[Dataset items]

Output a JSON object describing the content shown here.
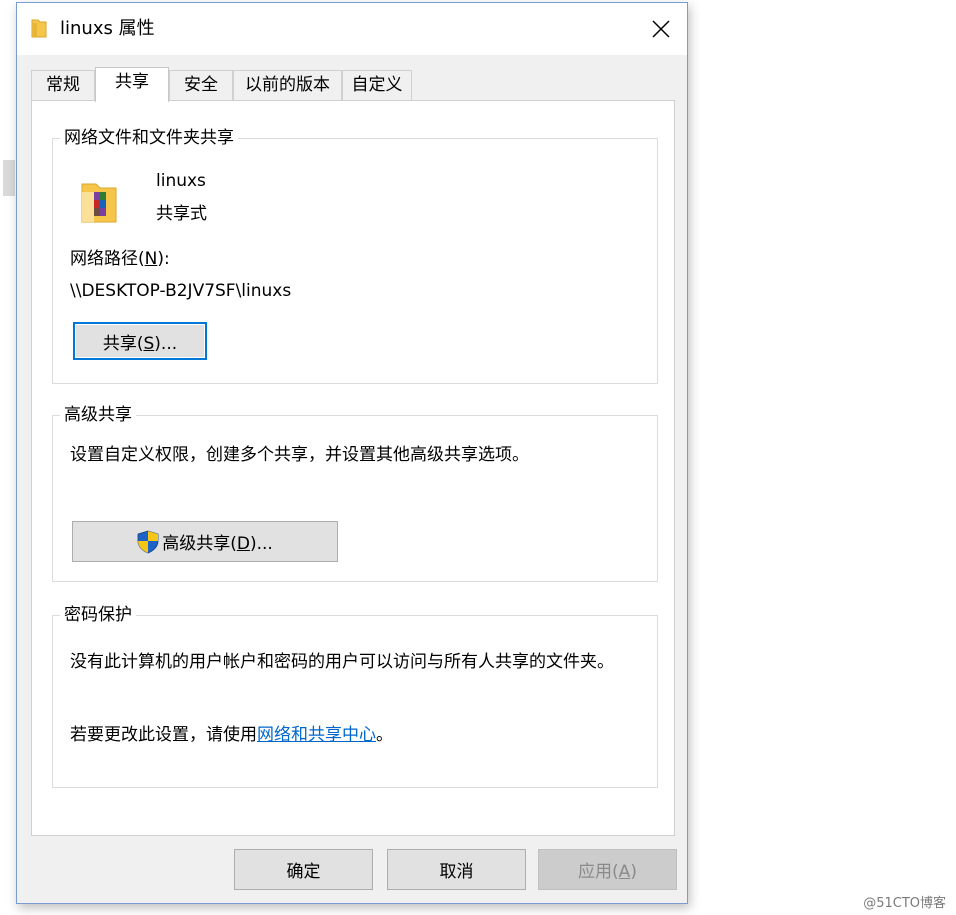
{
  "window": {
    "title": "linuxs 属性",
    "close_glyph": "✕"
  },
  "tabs": [
    {
      "label": "常规",
      "active": false
    },
    {
      "label": "共享",
      "active": true
    },
    {
      "label": "安全",
      "active": false
    },
    {
      "label": "以前的版本",
      "active": false
    },
    {
      "label": "自定义",
      "active": false
    }
  ],
  "network_share": {
    "group_title": "网络文件和文件夹共享",
    "folder_name": "linuxs",
    "folder_status": "共享式",
    "path_label": "网络路径",
    "path_mnemonic": "N",
    "path_value": "\\\\DESKTOP-B2JV7SF\\linuxs",
    "share_button": {
      "text": "共享",
      "mnemonic": "S",
      "suffix": "..."
    }
  },
  "advanced_share": {
    "group_title": "高级共享",
    "description": "设置自定义权限，创建多个共享，并设置其他高级共享选项。",
    "button": {
      "text": "高级共享",
      "mnemonic": "D",
      "suffix": "..."
    }
  },
  "password_protection": {
    "group_title": "密码保护",
    "description": "没有此计算机的用户帐户和密码的用户可以访问与所有人共享的文件夹。",
    "change_prefix": "若要更改此设置，请使用",
    "change_link": "网络和共享中心",
    "change_suffix": "。"
  },
  "footer": {
    "ok": "确定",
    "cancel": "取消",
    "apply_text": "应用",
    "apply_mnemonic": "A"
  },
  "watermark": "@51CTO博客",
  "colors": {
    "accent": "#0078d7",
    "link": "#0066cc",
    "folder": "#f6c64b",
    "shield_blue": "#1e63c8",
    "shield_yellow": "#f5c518"
  }
}
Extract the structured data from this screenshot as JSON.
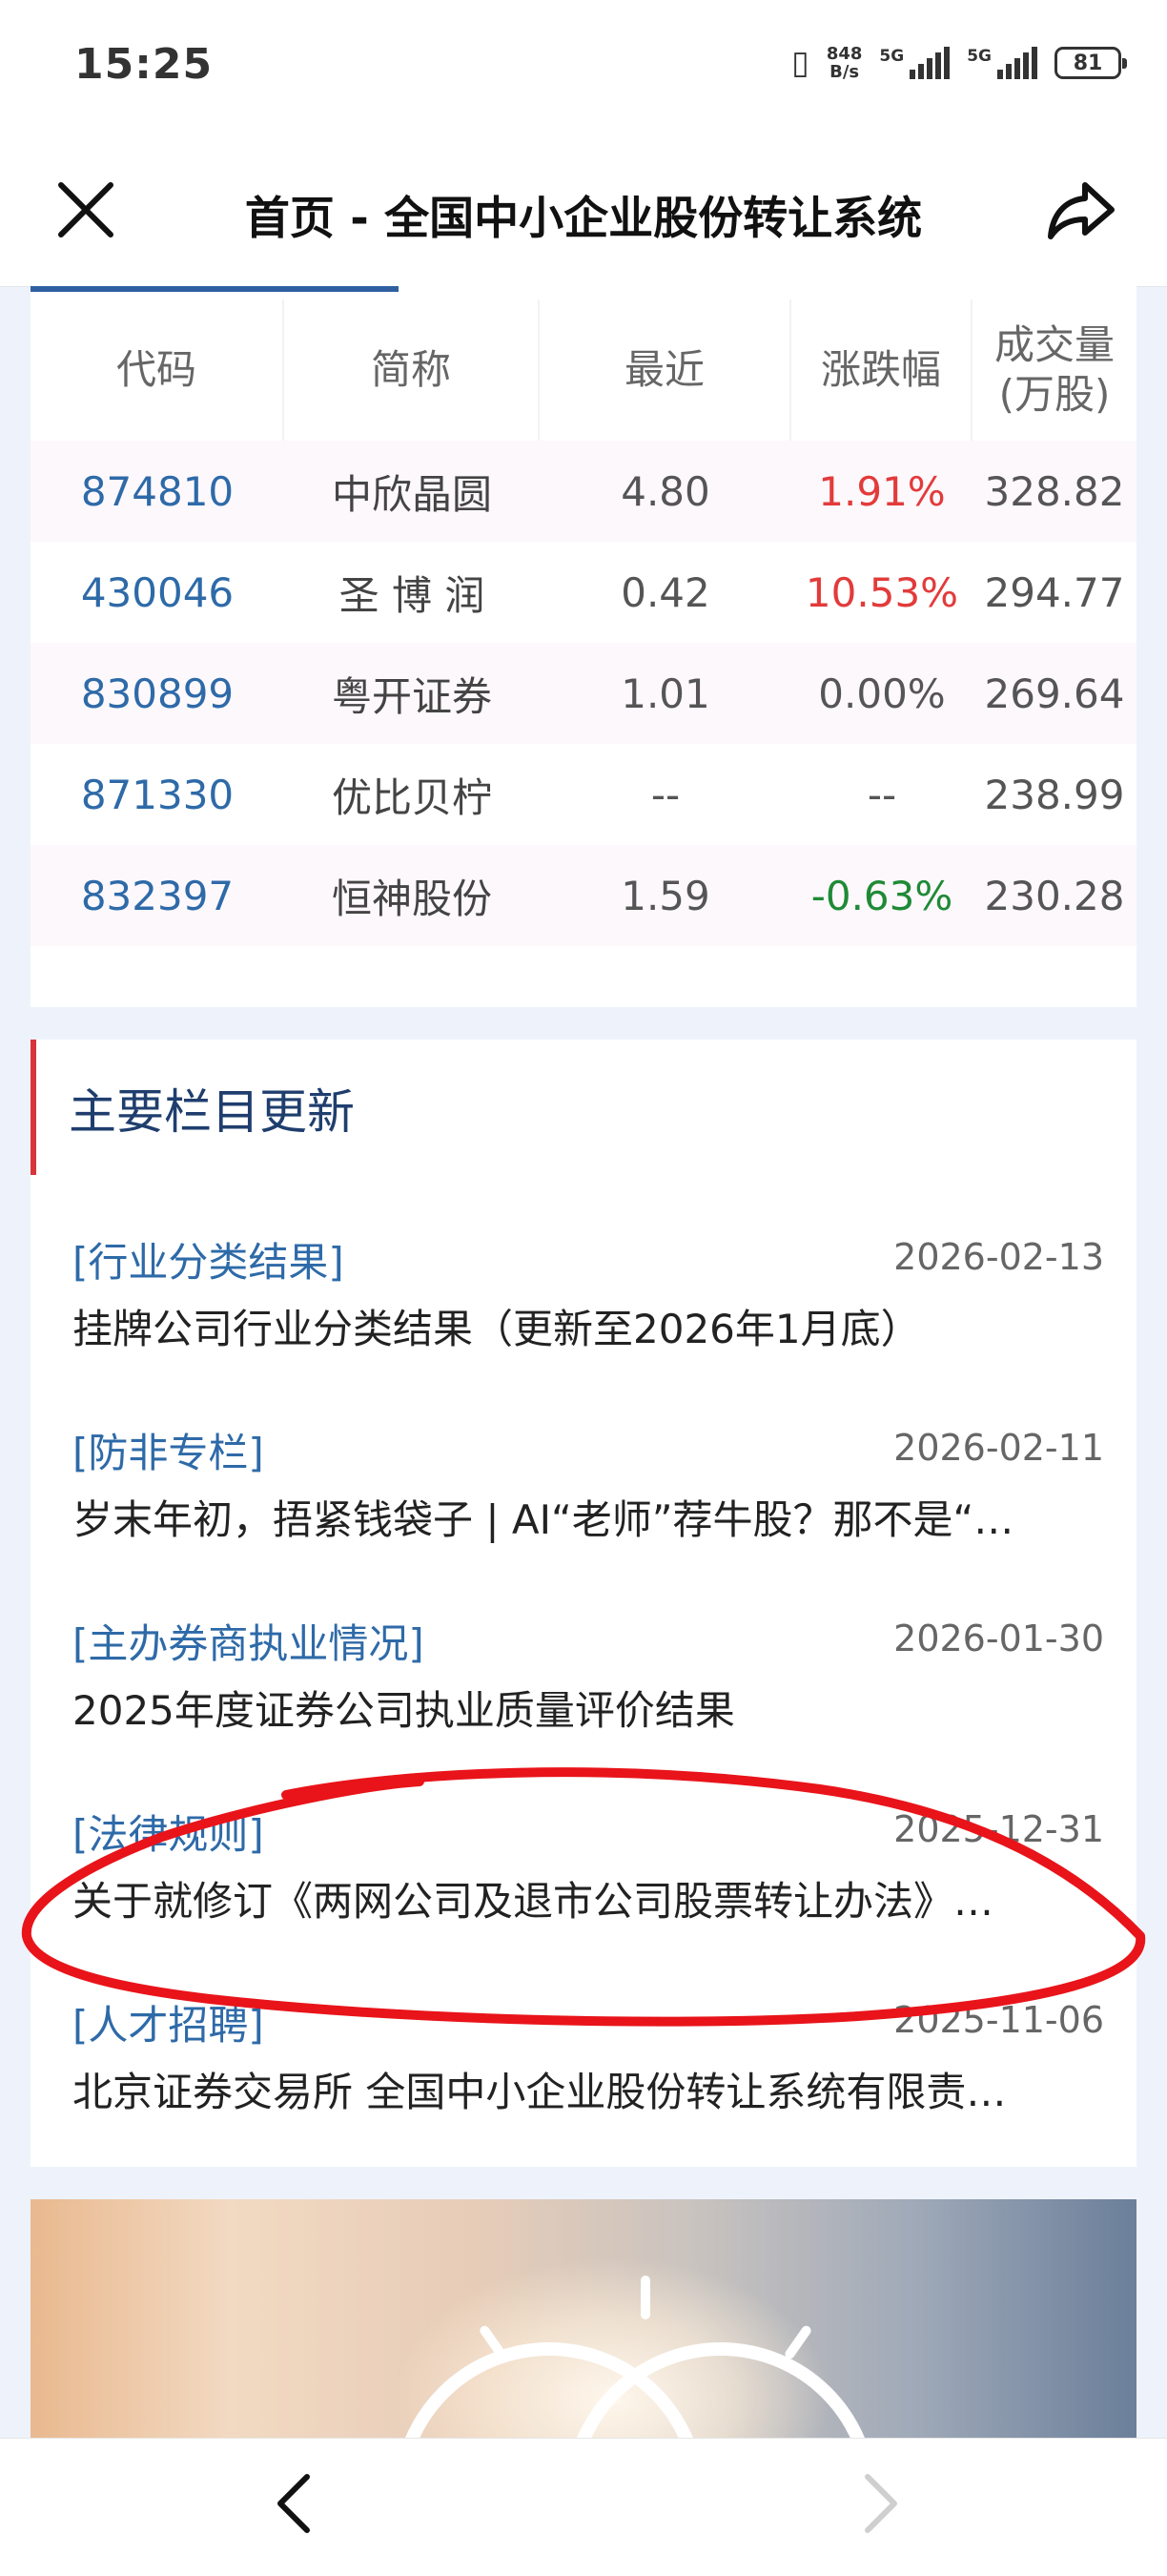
{
  "status_bar": {
    "time": "15:25",
    "net_speed_value": "848",
    "net_speed_unit": "B/s",
    "signal1_label": "5G",
    "signal2_label": "5G",
    "battery": "81"
  },
  "title_bar": {
    "title": "首页 - 全国中小企业股份转让系统",
    "close_icon": "close-icon",
    "share_icon": "share-icon"
  },
  "stock_table": {
    "headers": [
      "代码",
      "简称",
      "最近",
      "涨跌幅",
      "成交量\n(万股)"
    ],
    "rows": [
      {
        "code": "874810",
        "name": "中欣晶圆",
        "price": "4.80",
        "change": "1.91%",
        "volume": "328.82",
        "trend": "up"
      },
      {
        "code": "430046",
        "name": "圣 博 润",
        "price": "0.42",
        "change": "10.53%",
        "volume": "294.77",
        "trend": "up"
      },
      {
        "code": "830899",
        "name": "粤开证券",
        "price": "1.01",
        "change": "0.00%",
        "volume": "269.64",
        "trend": "flat"
      },
      {
        "code": "871330",
        "name": "优比贝柠",
        "price": "--",
        "change": "--",
        "volume": "238.99",
        "trend": "flat"
      },
      {
        "code": "832397",
        "name": "恒神股份",
        "price": "1.59",
        "change": "-0.63%",
        "volume": "230.28",
        "trend": "down"
      }
    ]
  },
  "updates": {
    "title": "主要栏目更新",
    "items": [
      {
        "category": "[行业分类结果]",
        "date": "2026-02-13",
        "text": "挂牌公司行业分类结果（更新至2026年1月底）"
      },
      {
        "category": "[防非专栏]",
        "date": "2026-02-11",
        "text": "岁末年初，捂紧钱袋子 | AI“老师”荐牛股？那不是“…"
      },
      {
        "category": "[主办券商执业情况]",
        "date": "2026-01-30",
        "text": "2025年度证券公司执业质量评价结果"
      },
      {
        "category": "[法律规则]",
        "date": "2025-12-31",
        "text": "关于就修订《两网公司及退市公司股票转让办法》…"
      },
      {
        "category": "[人才招聘]",
        "date": "2025-11-06",
        "text": "北京证券交易所 全国中小企业股份转让系统有限责…"
      }
    ]
  },
  "colors": {
    "up": "#e23b3b",
    "down": "#1f8a36",
    "code": "#2e6aa8",
    "accent": "#d8353a",
    "annotation": "#e8141a"
  },
  "bottom_nav": {
    "back_icon": "chevron-left-icon",
    "forward_icon": "chevron-right-icon"
  }
}
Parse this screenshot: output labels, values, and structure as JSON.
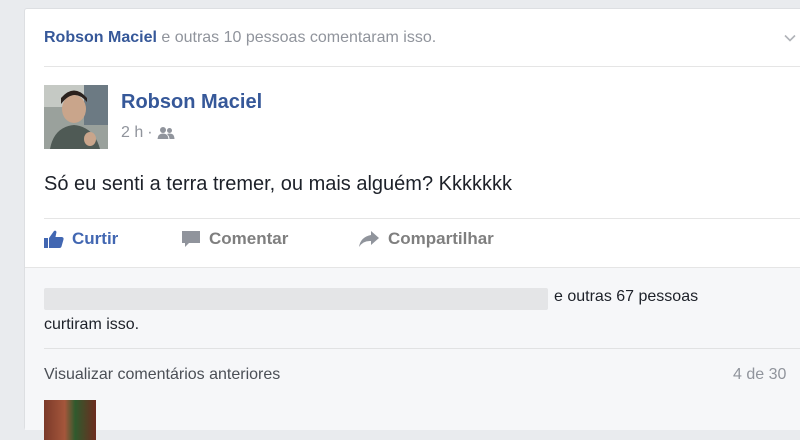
{
  "notice": {
    "actor": "Robson Maciel",
    "rest": " e outras 10 pessoas comentaram isso."
  },
  "post": {
    "author": "Robson Maciel",
    "time": "2 h",
    "dot": "·",
    "audience_icon": "friends-icon",
    "text": "Só eu senti a terra tremer, ou mais alguém? Kkkkkkk"
  },
  "actions": {
    "like": "Curtir",
    "comment": "Comentar",
    "share": "Compartilhar"
  },
  "likes": {
    "tail": "e outras 67 pessoas",
    "line2": "curtiram isso."
  },
  "comments": {
    "view_previous": "Visualizar comentários anteriores",
    "count": "4 de 30"
  },
  "colors": {
    "link": "#365899",
    "like_blue": "#4267b2",
    "muted": "#90949c",
    "background": "#e9ebee"
  }
}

_PROBLEM DETAILS_
The data above needs to be retyped exactly, with the images left out.

_REPLY_
Output a JSON object describing the content shown here.
{
  "window": {
    "title": "linuxs 属性",
    "close_glyph": "✕"
  },
  "tabs": [
    {
      "label": "常规",
      "active": false
    },
    {
      "label": "共享",
      "active": true
    },
    {
      "label": "安全",
      "active": false
    },
    {
      "label": "以前的版本",
      "active": false
    },
    {
      "label": "自定义",
      "active": false
    }
  ],
  "network_share": {
    "group_title": "网络文件和文件夹共享",
    "folder_name": "linuxs",
    "folder_status": "共享式",
    "path_label": "网络路径",
    "path_mnemonic": "N",
    "path_value": "\\\\DESKTOP-B2JV7SF\\linuxs",
    "share_button": {
      "text": "共享",
      "mnemonic": "S",
      "suffix": "..."
    }
  },
  "advanced_share": {
    "group_title": "高级共享",
    "description": "设置自定义权限，创建多个共享，并设置其他高级共享选项。",
    "button": {
      "text": "高级共享",
      "mnemonic": "D",
      "suffix": "..."
    }
  },
  "password_protection": {
    "group_title": "密码保护",
    "description": "没有此计算机的用户帐户和密码的用户可以访问与所有人共享的文件夹。",
    "change_prefix": "若要更改此设置，请使用",
    "change_link": "网络和共享中心",
    "change_suffix": "。"
  },
  "footer": {
    "ok": "确定",
    "cancel": "取消",
    "apply_text": "应用",
    "apply_mnemonic": "A"
  },
  "watermark": "@51CTO博客",
  "colors": {
    "accent": "#0078d7",
    "link": "#0066cc",
    "folder": "#f6c64b",
    "shield_blue": "#1e63c8",
    "shield_yellow": "#f5c518"
  }
}
Extract the structured data from this screenshot as JSON.
{
  "status_bar": {
    "time": "15:25",
    "net_speed_value": "848",
    "net_speed_unit": "B/s",
    "signal1_label": "5G",
    "signal2_label": "5G",
    "battery": "81"
  },
  "title_bar": {
    "title": "首页 - 全国中小企业股份转让系统",
    "close_icon": "close-icon",
    "share_icon": "share-icon"
  },
  "stock_table": {
    "headers": [
      "代码",
      "简称",
      "最近",
      "涨跌幅",
      "成交量\n(万股)"
    ],
    "rows": [
      {
        "code": "874810",
        "name": "中欣晶圆",
        "price": "4.80",
        "change": "1.91%",
        "volume": "328.82",
        "trend": "up"
      },
      {
        "code": "430046",
        "name": "圣 博 润",
        "price": "0.42",
        "change": "10.53%",
        "volume": "294.77",
        "trend": "up"
      },
      {
        "code": "830899",
        "name": "粤开证券",
        "price": "1.01",
        "change": "0.00%",
        "volume": "269.64",
        "trend": "flat"
      },
      {
        "code": "871330",
        "name": "优比贝柠",
        "price": "--",
        "change": "--",
        "volume": "238.99",
        "trend": "flat"
      },
      {
        "code": "832397",
        "name": "恒神股份",
        "price": "1.59",
        "change": "-0.63%",
        "volume": "230.28",
        "trend": "down"
      }
    ]
  },
  "updates": {
    "title": "主要栏目更新",
    "items": [
      {
        "category": "[行业分类结果]",
        "date": "2026-02-13",
        "text": "挂牌公司行业分类结果（更新至2026年1月底）"
      },
      {
        "category": "[防非专栏]",
        "date": "2026-02-11",
        "text": "岁末年初，捂紧钱袋子 | AI“老师”荐牛股？那不是“…"
      },
      {
        "category": "[主办券商执业情况]",
        "date": "2026-01-30",
        "text": "2025年度证券公司执业质量评价结果"
      },
      {
        "category": "[法律规则]",
        "date": "2025-12-31",
        "text": "关于就修订《两网公司及退市公司股票转让办法》…"
      },
      {
        "category": "[人才招聘]",
        "date": "2025-11-06",
        "text": "北京证券交易所 全国中小企业股份转让系统有限责…"
      }
    ]
  },
  "colors": {
    "up": "#e23b3b",
    "down": "#1f8a36",
    "code": "#2e6aa8",
    "accent": "#d8353a",
    "annotation": "#e8141a"
  },
  "bottom_nav": {
    "back_icon": "chevron-left-icon",
    "forward_icon": "chevron-right-icon"
  }
}
Parse this screenshot: output labels, values, and structure as JSON.
{
  "notice": {
    "actor": "Robson Maciel",
    "rest": " e outras 10 pessoas comentaram isso."
  },
  "post": {
    "author": "Robson Maciel",
    "time": "2 h",
    "dot": "·",
    "audience_icon": "friends-icon",
    "text": "Só eu senti a terra tremer, ou mais alguém? Kkkkkkk"
  },
  "actions": {
    "like": "Curtir",
    "comment": "Comentar",
    "share": "Compartilhar"
  },
  "likes": {
    "tail": "e outras 67 pessoas",
    "line2": "curtiram isso."
  },
  "comments": {
    "view_previous": "Visualizar comentários anteriores",
    "count": "4 de 30"
  },
  "colors": {
    "link": "#365899",
    "like_blue": "#4267b2",
    "muted": "#90949c",
    "background": "#e9ebee"
  }
}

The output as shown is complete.